## start EXTRACTED DATA
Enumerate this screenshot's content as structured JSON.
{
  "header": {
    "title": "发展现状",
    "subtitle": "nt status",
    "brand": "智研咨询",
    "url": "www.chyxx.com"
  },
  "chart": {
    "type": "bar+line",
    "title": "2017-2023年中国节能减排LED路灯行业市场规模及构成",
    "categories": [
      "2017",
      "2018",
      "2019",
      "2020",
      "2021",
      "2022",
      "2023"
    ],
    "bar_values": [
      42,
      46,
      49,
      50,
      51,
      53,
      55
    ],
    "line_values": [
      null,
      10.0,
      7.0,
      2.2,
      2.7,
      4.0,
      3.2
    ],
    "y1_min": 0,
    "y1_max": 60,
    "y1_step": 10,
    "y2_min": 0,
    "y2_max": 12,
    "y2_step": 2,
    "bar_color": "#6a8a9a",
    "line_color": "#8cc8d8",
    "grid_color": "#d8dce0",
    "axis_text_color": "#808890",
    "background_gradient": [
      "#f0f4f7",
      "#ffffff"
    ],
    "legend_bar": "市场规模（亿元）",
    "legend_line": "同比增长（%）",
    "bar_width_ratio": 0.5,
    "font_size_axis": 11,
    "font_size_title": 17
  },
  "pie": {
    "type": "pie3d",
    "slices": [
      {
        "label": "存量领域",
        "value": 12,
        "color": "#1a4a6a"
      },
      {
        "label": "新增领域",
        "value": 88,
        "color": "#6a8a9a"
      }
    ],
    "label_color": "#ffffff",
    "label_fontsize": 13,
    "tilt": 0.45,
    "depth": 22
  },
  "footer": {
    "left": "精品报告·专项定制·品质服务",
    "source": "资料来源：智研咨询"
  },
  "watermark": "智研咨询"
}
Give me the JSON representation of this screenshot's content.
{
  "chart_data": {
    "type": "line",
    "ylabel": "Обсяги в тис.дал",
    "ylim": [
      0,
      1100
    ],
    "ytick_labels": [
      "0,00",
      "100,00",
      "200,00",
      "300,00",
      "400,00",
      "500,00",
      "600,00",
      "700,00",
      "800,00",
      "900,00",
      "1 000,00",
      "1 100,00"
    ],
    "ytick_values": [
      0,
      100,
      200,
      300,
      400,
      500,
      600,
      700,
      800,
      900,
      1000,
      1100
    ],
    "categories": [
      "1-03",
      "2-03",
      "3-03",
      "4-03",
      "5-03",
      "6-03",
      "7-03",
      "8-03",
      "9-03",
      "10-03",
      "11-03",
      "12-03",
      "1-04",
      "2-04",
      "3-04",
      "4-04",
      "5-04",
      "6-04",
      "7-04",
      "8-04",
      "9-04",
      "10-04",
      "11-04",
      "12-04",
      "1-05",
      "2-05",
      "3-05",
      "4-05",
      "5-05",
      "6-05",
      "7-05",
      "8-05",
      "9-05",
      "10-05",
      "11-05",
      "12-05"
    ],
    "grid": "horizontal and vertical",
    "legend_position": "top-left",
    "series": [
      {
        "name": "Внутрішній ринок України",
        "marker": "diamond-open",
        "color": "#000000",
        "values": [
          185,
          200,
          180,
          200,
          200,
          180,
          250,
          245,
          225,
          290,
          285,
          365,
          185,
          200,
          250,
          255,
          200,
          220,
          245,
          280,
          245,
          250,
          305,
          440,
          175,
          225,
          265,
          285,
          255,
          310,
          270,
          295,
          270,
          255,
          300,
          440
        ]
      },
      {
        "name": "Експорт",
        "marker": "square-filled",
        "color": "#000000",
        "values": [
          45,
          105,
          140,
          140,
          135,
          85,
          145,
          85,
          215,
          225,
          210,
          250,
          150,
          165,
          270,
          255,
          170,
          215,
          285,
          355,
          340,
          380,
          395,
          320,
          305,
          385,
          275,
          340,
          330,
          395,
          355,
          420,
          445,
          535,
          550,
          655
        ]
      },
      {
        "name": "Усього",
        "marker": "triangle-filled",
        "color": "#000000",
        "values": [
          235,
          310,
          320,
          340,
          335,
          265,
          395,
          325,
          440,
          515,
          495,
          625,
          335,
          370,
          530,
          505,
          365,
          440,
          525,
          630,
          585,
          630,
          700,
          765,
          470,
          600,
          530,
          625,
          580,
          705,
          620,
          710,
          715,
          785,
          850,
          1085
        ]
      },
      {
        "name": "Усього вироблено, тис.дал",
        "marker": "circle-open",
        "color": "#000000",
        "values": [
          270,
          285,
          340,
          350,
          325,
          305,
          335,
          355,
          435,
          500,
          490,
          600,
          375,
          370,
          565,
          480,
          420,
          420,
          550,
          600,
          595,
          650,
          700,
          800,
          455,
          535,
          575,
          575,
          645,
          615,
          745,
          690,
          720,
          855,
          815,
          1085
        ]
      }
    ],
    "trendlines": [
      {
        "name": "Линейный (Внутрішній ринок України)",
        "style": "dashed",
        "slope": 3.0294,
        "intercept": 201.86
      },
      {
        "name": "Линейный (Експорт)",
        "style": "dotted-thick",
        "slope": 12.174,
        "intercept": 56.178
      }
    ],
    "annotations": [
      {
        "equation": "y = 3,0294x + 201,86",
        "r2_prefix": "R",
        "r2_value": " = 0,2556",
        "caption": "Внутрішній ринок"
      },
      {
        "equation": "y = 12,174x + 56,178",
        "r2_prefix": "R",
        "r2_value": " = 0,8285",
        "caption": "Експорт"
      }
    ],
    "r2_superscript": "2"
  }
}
## end EXTRACTED DATA
▶ **EXERCISE REQUIREMENTS**
Write the data from above out again, exactly.

▶ **EXERCISE OUTPUT**
Enumerate this screenshot's content as structured JSON.
{
  "header": {
    "title": "发展现状",
    "subtitle": "nt status",
    "brand": "智研咨询",
    "url": "www.chyxx.com"
  },
  "chart": {
    "type": "bar+line",
    "title": "2017-2023年中国节能减排LED路灯行业市场规模及构成",
    "categories": [
      "2017",
      "2018",
      "2019",
      "2020",
      "2021",
      "2022",
      "2023"
    ],
    "bar_values": [
      42,
      46,
      49,
      50,
      51,
      53,
      55
    ],
    "line_values": [
      null,
      10.0,
      7.0,
      2.2,
      2.7,
      4.0,
      3.2
    ],
    "y1_min": 0,
    "y1_max": 60,
    "y1_step": 10,
    "y2_min": 0,
    "y2_max": 12,
    "y2_step": 2,
    "bar_color": "#6a8a9a",
    "line_color": "#8cc8d8",
    "grid_color": "#d8dce0",
    "axis_text_color": "#808890",
    "background_gradient": [
      "#f0f4f7",
      "#ffffff"
    ],
    "legend_bar": "市场规模（亿元）",
    "legend_line": "同比增长（%）",
    "bar_width_ratio": 0.5,
    "font_size_axis": 11,
    "font_size_title": 17
  },
  "pie": {
    "type": "pie3d",
    "slices": [
      {
        "label": "存量领域",
        "value": 12,
        "color": "#1a4a6a"
      },
      {
        "label": "新增领域",
        "value": 88,
        "color": "#6a8a9a"
      }
    ],
    "label_color": "#ffffff",
    "label_fontsize": 13,
    "tilt": 0.45,
    "depth": 22
  },
  "footer": {
    "left": "精品报告·专项定制·品质服务",
    "source": "资料来源：智研咨询"
  },
  "watermark": "智研咨询"
}
Give me the JSON representation of this screenshot's content.
{
  "chart_data": {
    "type": "line",
    "ylabel": "Обсяги в тис.дал",
    "ylim": [
      0,
      1100
    ],
    "ytick_labels": [
      "0,00",
      "100,00",
      "200,00",
      "300,00",
      "400,00",
      "500,00",
      "600,00",
      "700,00",
      "800,00",
      "900,00",
      "1 000,00",
      "1 100,00"
    ],
    "ytick_values": [
      0,
      100,
      200,
      300,
      400,
      500,
      600,
      700,
      800,
      900,
      1000,
      1100
    ],
    "categories": [
      "1-03",
      "2-03",
      "3-03",
      "4-03",
      "5-03",
      "6-03",
      "7-03",
      "8-03",
      "9-03",
      "10-03",
      "11-03",
      "12-03",
      "1-04",
      "2-04",
      "3-04",
      "4-04",
      "5-04",
      "6-04",
      "7-04",
      "8-04",
      "9-04",
      "10-04",
      "11-04",
      "12-04",
      "1-05",
      "2-05",
      "3-05",
      "4-05",
      "5-05",
      "6-05",
      "7-05",
      "8-05",
      "9-05",
      "10-05",
      "11-05",
      "12-05"
    ],
    "grid": "horizontal and vertical",
    "legend_position": "top-left",
    "series": [
      {
        "name": "Внутрішній ринок України",
        "marker": "diamond-open",
        "color": "#000000",
        "values": [
          185,
          200,
          180,
          200,
          200,
          180,
          250,
          245,
          225,
          290,
          285,
          365,
          185,
          200,
          250,
          255,
          200,
          220,
          245,
          280,
          245,
          250,
          305,
          440,
          175,
          225,
          265,
          285,
          255,
          310,
          270,
          295,
          270,
          255,
          300,
          440
        ]
      },
      {
        "name": "Експорт",
        "marker": "square-filled",
        "color": "#000000",
        "values": [
          45,
          105,
          140,
          140,
          135,
          85,
          145,
          85,
          215,
          225,
          210,
          250,
          150,
          165,
          270,
          255,
          170,
          215,
          285,
          355,
          340,
          380,
          395,
          320,
          305,
          385,
          275,
          340,
          330,
          395,
          355,
          420,
          445,
          535,
          550,
          655
        ]
      },
      {
        "name": "Усього",
        "marker": "triangle-filled",
        "color": "#000000",
        "values": [
          235,
          310,
          320,
          340,
          335,
          265,
          395,
          325,
          440,
          515,
          495,
          625,
          335,
          370,
          530,
          505,
          365,
          440,
          525,
          630,
          585,
          630,
          700,
          765,
          470,
          600,
          530,
          625,
          580,
          705,
          620,
          710,
          715,
          785,
          850,
          1085
        ]
      },
      {
        "name": "Усього вироблено, тис.дал",
        "marker": "circle-open",
        "color": "#000000",
        "values": [
          270,
          285,
          340,
          350,
          325,
          305,
          335,
          355,
          435,
          500,
          490,
          600,
          375,
          370,
          565,
          480,
          420,
          420,
          550,
          600,
          595,
          650,
          700,
          800,
          455,
          535,
          575,
          575,
          645,
          615,
          745,
          690,
          720,
          855,
          815,
          1085
        ]
      }
    ],
    "trendlines": [
      {
        "name": "Линейный (Внутрішній ринок України)",
        "style": "dashed",
        "slope": 3.0294,
        "intercept": 201.86
      },
      {
        "name": "Линейный (Експорт)",
        "style": "dotted-thick",
        "slope": 12.174,
        "intercept": 56.178
      }
    ],
    "annotations": [
      {
        "equation": "y = 3,0294x + 201,86",
        "r2_prefix": "R",
        "r2_value": " = 0,2556",
        "caption": "Внутрішній ринок"
      },
      {
        "equation": "y = 12,174x + 56,178",
        "r2_prefix": "R",
        "r2_value": " = 0,8285",
        "caption": "Експорт"
      }
    ],
    "r2_superscript": "2"
  }
}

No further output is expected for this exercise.